EXERCISE OBJECTIVE →
Output the full listing below exactly as it reads, and skip anything that is a picture.

ENTRIES PROVIDED →
....

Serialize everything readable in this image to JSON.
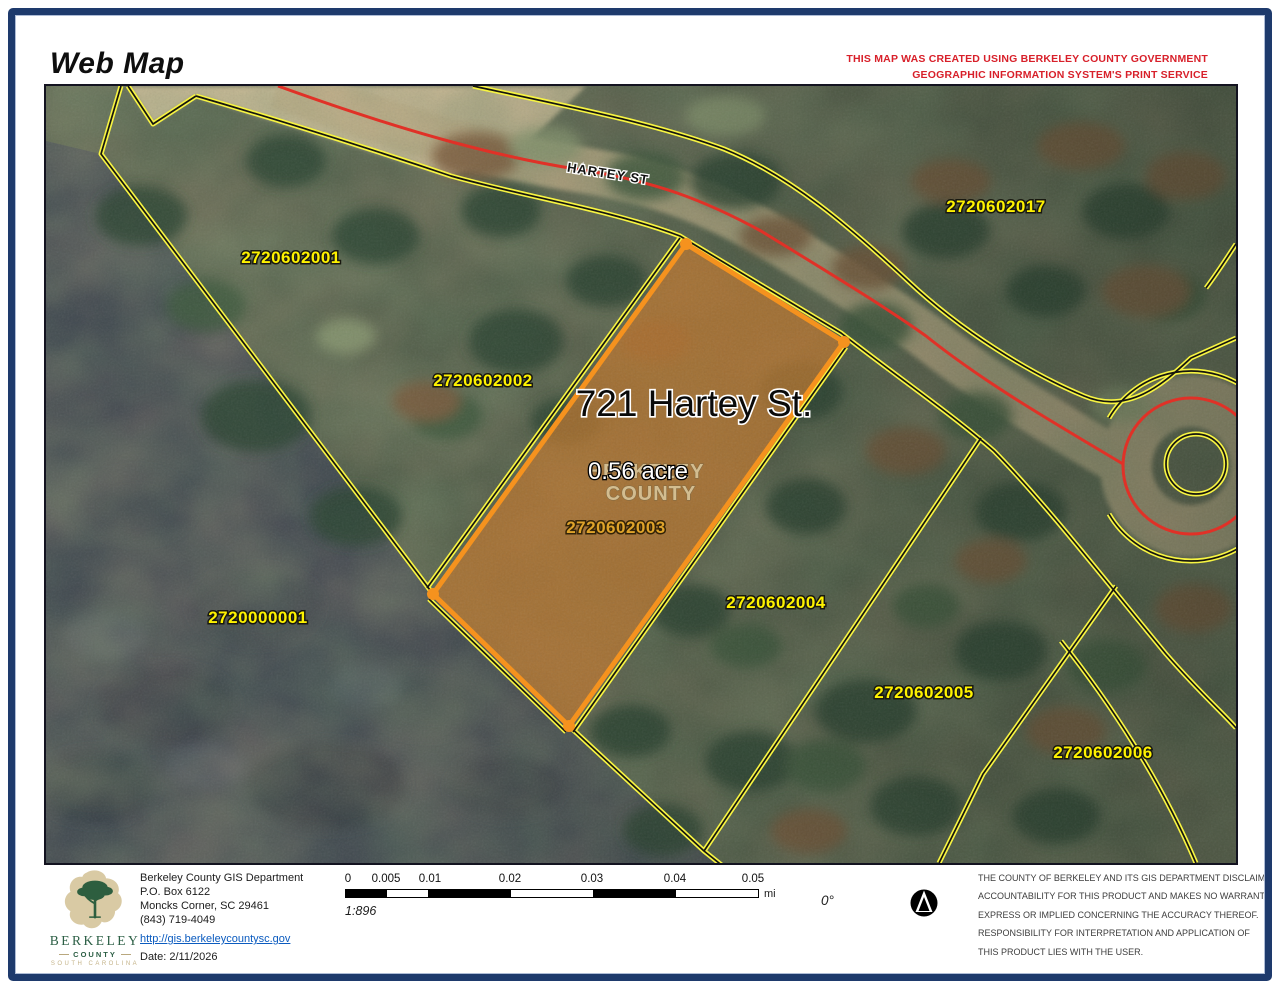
{
  "header": {
    "title": "Web Map",
    "notice_line1": "THIS MAP WAS CREATED USING BERKELEY COUNTY GOVERNMENT",
    "notice_line2": "GEOGRAPHIC INFORMATION SYSTEM'S PRINT SERVICE"
  },
  "map": {
    "street_label": "HARTEY ST",
    "subject_parcel": {
      "address_label": "721 Hartey St.",
      "area_label": "0.56 acre",
      "parcel_id": "2720602003"
    },
    "watermark_line1": "BERKELEY",
    "watermark_line2": "COUNTY",
    "parcel_labels": [
      {
        "id": "2720602001"
      },
      {
        "id": "2720602002"
      },
      {
        "id": "2720602017"
      },
      {
        "id": "2720602004"
      },
      {
        "id": "2720602005"
      },
      {
        "id": "2720602006"
      },
      {
        "id": "2720000001"
      }
    ],
    "highlight_color": "#f5921e",
    "parcel_line_color": "#f7f442",
    "road_centerline_color": "#e03127"
  },
  "footer": {
    "logo": {
      "line1": "BERKELEY",
      "line2": "COUNTY",
      "line3": "SOUTH CAROLINA"
    },
    "department_lines": [
      "Berkeley County GIS Department",
      "P.O. Box 6122",
      "Moncks Corner, SC 29461",
      "(843) 719-4049"
    ],
    "website": "http://gis.berkeleycountysc.gov",
    "date_label": "Date: 2/11/2026",
    "scale_bar": {
      "tick_labels": [
        "0",
        "0.005",
        "0.01",
        "0.02",
        "0.03",
        "0.04",
        "0.05"
      ],
      "unit": "mi",
      "scale_ratio": "1:896"
    },
    "rotation_label": "0°",
    "disclaimer_lines": [
      "THE COUNTY OF BERKELEY AND ITS GIS DEPARTMENT DISCLAIMS",
      "ACCOUNTABILITY FOR THIS PRODUCT AND MAKES NO WARRANTY",
      "EXPRESS OR IMPLIED CONCERNING THE ACCURACY THEREOF.",
      "RESPONSIBILITY FOR INTERPRETATION AND APPLICATION OF",
      "THIS PRODUCT LIES WITH THE USER."
    ]
  }
}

....

OUTPUT BELOW →
Serialize everything readable in this image to JSON.
{
  "header": {
    "title": "Web Map",
    "notice_line1": "THIS MAP WAS CREATED USING BERKELEY COUNTY GOVERNMENT",
    "notice_line2": "GEOGRAPHIC INFORMATION SYSTEM'S PRINT SERVICE"
  },
  "map": {
    "street_label": "HARTEY ST",
    "subject_parcel": {
      "address_label": "721 Hartey St.",
      "area_label": "0.56 acre",
      "parcel_id": "2720602003"
    },
    "watermark_line1": "BERKELEY",
    "watermark_line2": "COUNTY",
    "parcel_labels": [
      {
        "id": "2720602001"
      },
      {
        "id": "2720602002"
      },
      {
        "id": "2720602017"
      },
      {
        "id": "2720602004"
      },
      {
        "id": "2720602005"
      },
      {
        "id": "2720602006"
      },
      {
        "id": "2720000001"
      }
    ],
    "highlight_color": "#f5921e",
    "parcel_line_color": "#f7f442",
    "road_centerline_color": "#e03127"
  },
  "footer": {
    "logo": {
      "line1": "BERKELEY",
      "line2": "COUNTY",
      "line3": "SOUTH CAROLINA"
    },
    "department_lines": [
      "Berkeley County GIS Department",
      "P.O. Box 6122",
      "Moncks Corner, SC 29461",
      "(843) 719-4049"
    ],
    "website": "http://gis.berkeleycountysc.gov",
    "date_label": "Date: 2/11/2026",
    "scale_bar": {
      "tick_labels": [
        "0",
        "0.005",
        "0.01",
        "0.02",
        "0.03",
        "0.04",
        "0.05"
      ],
      "unit": "mi",
      "scale_ratio": "1:896"
    },
    "rotation_label": "0°",
    "disclaimer_lines": [
      "THE COUNTY OF BERKELEY AND ITS GIS DEPARTMENT DISCLAIMS",
      "ACCOUNTABILITY FOR THIS PRODUCT AND MAKES NO WARRANTY",
      "EXPRESS OR IMPLIED CONCERNING THE ACCURACY THEREOF.",
      "RESPONSIBILITY FOR INTERPRETATION AND APPLICATION OF",
      "THIS PRODUCT LIES WITH THE USER."
    ]
  }
}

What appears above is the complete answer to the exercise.